## YOUR TASK
Your task is to repeat the lines below exactly, excluding any pictures they contain.

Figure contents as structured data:
◆ ◆ ◆ ◆ ◆ ◆ ◆
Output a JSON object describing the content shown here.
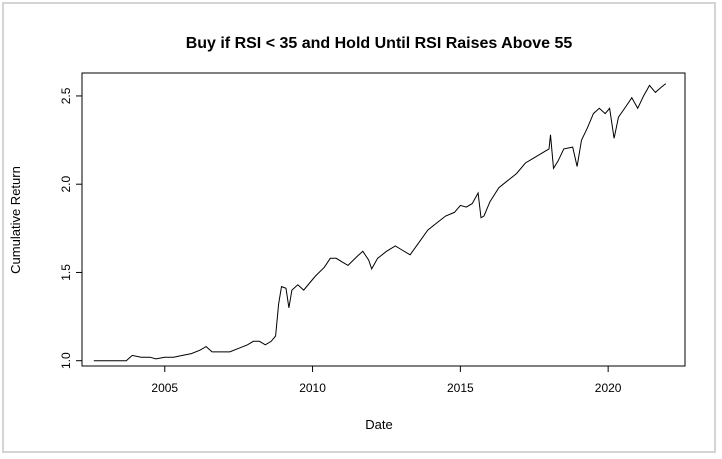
{
  "chart_data": {
    "type": "line",
    "title": "Buy if RSI < 35 and Hold Until RSI Raises Above 55",
    "xlabel": "Date",
    "ylabel": "Cumulative Return",
    "xlim": [
      2002.2,
      2022.6
    ],
    "ylim": [
      0.97,
      2.63
    ],
    "x_ticks": [
      2005,
      2010,
      2015,
      2020
    ],
    "x_tick_labels": [
      "2005",
      "2010",
      "2015",
      "2020"
    ],
    "y_ticks": [
      1.0,
      1.5,
      2.0,
      2.5
    ],
    "y_tick_labels": [
      "1.0",
      "1.5",
      "2.0",
      "2.5"
    ],
    "grid": false,
    "series": [
      {
        "color": "#000000",
        "points": [
          [
            2002.6,
            1.0
          ],
          [
            2003.7,
            1.0
          ],
          [
            2003.9,
            1.03
          ],
          [
            2004.2,
            1.02
          ],
          [
            2004.5,
            1.02
          ],
          [
            2004.7,
            1.01
          ],
          [
            2005.0,
            1.02
          ],
          [
            2005.3,
            1.02
          ],
          [
            2005.6,
            1.03
          ],
          [
            2005.9,
            1.04
          ],
          [
            2006.2,
            1.06
          ],
          [
            2006.4,
            1.08
          ],
          [
            2006.6,
            1.05
          ],
          [
            2006.9,
            1.05
          ],
          [
            2007.2,
            1.05
          ],
          [
            2007.5,
            1.07
          ],
          [
            2007.8,
            1.09
          ],
          [
            2008.0,
            1.11
          ],
          [
            2008.2,
            1.11
          ],
          [
            2008.4,
            1.09
          ],
          [
            2008.6,
            1.11
          ],
          [
            2008.75,
            1.14
          ],
          [
            2008.85,
            1.32
          ],
          [
            2008.95,
            1.42
          ],
          [
            2009.1,
            1.41
          ],
          [
            2009.2,
            1.3
          ],
          [
            2009.3,
            1.4
          ],
          [
            2009.5,
            1.43
          ],
          [
            2009.7,
            1.4
          ],
          [
            2009.9,
            1.44
          ],
          [
            2010.1,
            1.48
          ],
          [
            2010.4,
            1.53
          ],
          [
            2010.6,
            1.58
          ],
          [
            2010.8,
            1.58
          ],
          [
            2011.0,
            1.56
          ],
          [
            2011.2,
            1.54
          ],
          [
            2011.5,
            1.59
          ],
          [
            2011.7,
            1.62
          ],
          [
            2011.9,
            1.57
          ],
          [
            2012.0,
            1.52
          ],
          [
            2012.2,
            1.58
          ],
          [
            2012.5,
            1.62
          ],
          [
            2012.8,
            1.65
          ],
          [
            2013.0,
            1.63
          ],
          [
            2013.3,
            1.6
          ],
          [
            2013.6,
            1.67
          ],
          [
            2013.9,
            1.74
          ],
          [
            2014.2,
            1.78
          ],
          [
            2014.5,
            1.82
          ],
          [
            2014.8,
            1.84
          ],
          [
            2015.0,
            1.88
          ],
          [
            2015.2,
            1.87
          ],
          [
            2015.4,
            1.89
          ],
          [
            2015.6,
            1.95
          ],
          [
            2015.7,
            1.81
          ],
          [
            2015.8,
            1.82
          ],
          [
            2016.0,
            1.9
          ],
          [
            2016.3,
            1.98
          ],
          [
            2016.6,
            2.02
          ],
          [
            2016.9,
            2.06
          ],
          [
            2017.2,
            2.12
          ],
          [
            2017.5,
            2.15
          ],
          [
            2017.8,
            2.18
          ],
          [
            2018.0,
            2.2
          ],
          [
            2018.05,
            2.28
          ],
          [
            2018.15,
            2.09
          ],
          [
            2018.3,
            2.13
          ],
          [
            2018.5,
            2.2
          ],
          [
            2018.8,
            2.21
          ],
          [
            2018.95,
            2.1
          ],
          [
            2019.1,
            2.25
          ],
          [
            2019.3,
            2.32
          ],
          [
            2019.5,
            2.4
          ],
          [
            2019.7,
            2.43
          ],
          [
            2019.9,
            2.4
          ],
          [
            2020.05,
            2.43
          ],
          [
            2020.2,
            2.26
          ],
          [
            2020.35,
            2.38
          ],
          [
            2020.6,
            2.44
          ],
          [
            2020.8,
            2.49
          ],
          [
            2021.0,
            2.43
          ],
          [
            2021.2,
            2.5
          ],
          [
            2021.4,
            2.56
          ],
          [
            2021.6,
            2.52
          ],
          [
            2021.8,
            2.55
          ],
          [
            2021.95,
            2.57
          ]
        ]
      }
    ]
  }
}
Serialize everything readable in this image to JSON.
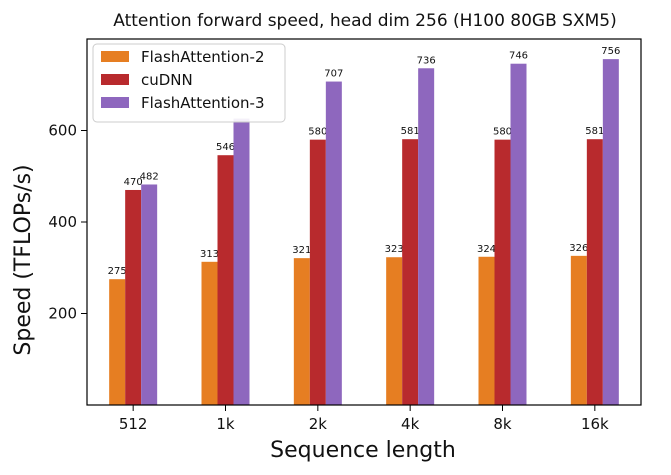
◆ ◆ ◆ ◆ ◆ ◆ ◆
## SOLUTION FOR THIS TASK
Output a JSON object describing the content shown here.
{
  "chart_data": {
    "type": "line",
    "title": "Buy if RSI < 35 and Hold Until RSI Raises Above 55",
    "xlabel": "Date",
    "ylabel": "Cumulative Return",
    "xlim": [
      2002.2,
      2022.6
    ],
    "ylim": [
      0.97,
      2.63
    ],
    "x_ticks": [
      2005,
      2010,
      2015,
      2020
    ],
    "x_tick_labels": [
      "2005",
      "2010",
      "2015",
      "2020"
    ],
    "y_ticks": [
      1.0,
      1.5,
      2.0,
      2.5
    ],
    "y_tick_labels": [
      "1.0",
      "1.5",
      "2.0",
      "2.5"
    ],
    "grid": false,
    "series": [
      {
        "color": "#000000",
        "points": [
          [
            2002.6,
            1.0
          ],
          [
            2003.7,
            1.0
          ],
          [
            2003.9,
            1.03
          ],
          [
            2004.2,
            1.02
          ],
          [
            2004.5,
            1.02
          ],
          [
            2004.7,
            1.01
          ],
          [
            2005.0,
            1.02
          ],
          [
            2005.3,
            1.02
          ],
          [
            2005.6,
            1.03
          ],
          [
            2005.9,
            1.04
          ],
          [
            2006.2,
            1.06
          ],
          [
            2006.4,
            1.08
          ],
          [
            2006.6,
            1.05
          ],
          [
            2006.9,
            1.05
          ],
          [
            2007.2,
            1.05
          ],
          [
            2007.5,
            1.07
          ],
          [
            2007.8,
            1.09
          ],
          [
            2008.0,
            1.11
          ],
          [
            2008.2,
            1.11
          ],
          [
            2008.4,
            1.09
          ],
          [
            2008.6,
            1.11
          ],
          [
            2008.75,
            1.14
          ],
          [
            2008.85,
            1.32
          ],
          [
            2008.95,
            1.42
          ],
          [
            2009.1,
            1.41
          ],
          [
            2009.2,
            1.3
          ],
          [
            2009.3,
            1.4
          ],
          [
            2009.5,
            1.43
          ],
          [
            2009.7,
            1.4
          ],
          [
            2009.9,
            1.44
          ],
          [
            2010.1,
            1.48
          ],
          [
            2010.4,
            1.53
          ],
          [
            2010.6,
            1.58
          ],
          [
            2010.8,
            1.58
          ],
          [
            2011.0,
            1.56
          ],
          [
            2011.2,
            1.54
          ],
          [
            2011.5,
            1.59
          ],
          [
            2011.7,
            1.62
          ],
          [
            2011.9,
            1.57
          ],
          [
            2012.0,
            1.52
          ],
          [
            2012.2,
            1.58
          ],
          [
            2012.5,
            1.62
          ],
          [
            2012.8,
            1.65
          ],
          [
            2013.0,
            1.63
          ],
          [
            2013.3,
            1.6
          ],
          [
            2013.6,
            1.67
          ],
          [
            2013.9,
            1.74
          ],
          [
            2014.2,
            1.78
          ],
          [
            2014.5,
            1.82
          ],
          [
            2014.8,
            1.84
          ],
          [
            2015.0,
            1.88
          ],
          [
            2015.2,
            1.87
          ],
          [
            2015.4,
            1.89
          ],
          [
            2015.6,
            1.95
          ],
          [
            2015.7,
            1.81
          ],
          [
            2015.8,
            1.82
          ],
          [
            2016.0,
            1.9
          ],
          [
            2016.3,
            1.98
          ],
          [
            2016.6,
            2.02
          ],
          [
            2016.9,
            2.06
          ],
          [
            2017.2,
            2.12
          ],
          [
            2017.5,
            2.15
          ],
          [
            2017.8,
            2.18
          ],
          [
            2018.0,
            2.2
          ],
          [
            2018.05,
            2.28
          ],
          [
            2018.15,
            2.09
          ],
          [
            2018.3,
            2.13
          ],
          [
            2018.5,
            2.2
          ],
          [
            2018.8,
            2.21
          ],
          [
            2018.95,
            2.1
          ],
          [
            2019.1,
            2.25
          ],
          [
            2019.3,
            2.32
          ],
          [
            2019.5,
            2.4
          ],
          [
            2019.7,
            2.43
          ],
          [
            2019.9,
            2.4
          ],
          [
            2020.05,
            2.43
          ],
          [
            2020.2,
            2.26
          ],
          [
            2020.35,
            2.38
          ],
          [
            2020.6,
            2.44
          ],
          [
            2020.8,
            2.49
          ],
          [
            2021.0,
            2.43
          ],
          [
            2021.2,
            2.5
          ],
          [
            2021.4,
            2.56
          ],
          [
            2021.6,
            2.52
          ],
          [
            2021.8,
            2.55
          ],
          [
            2021.95,
            2.57
          ]
        ]
      }
    ]
  }
}
Serialize everything readable in this image to JSON.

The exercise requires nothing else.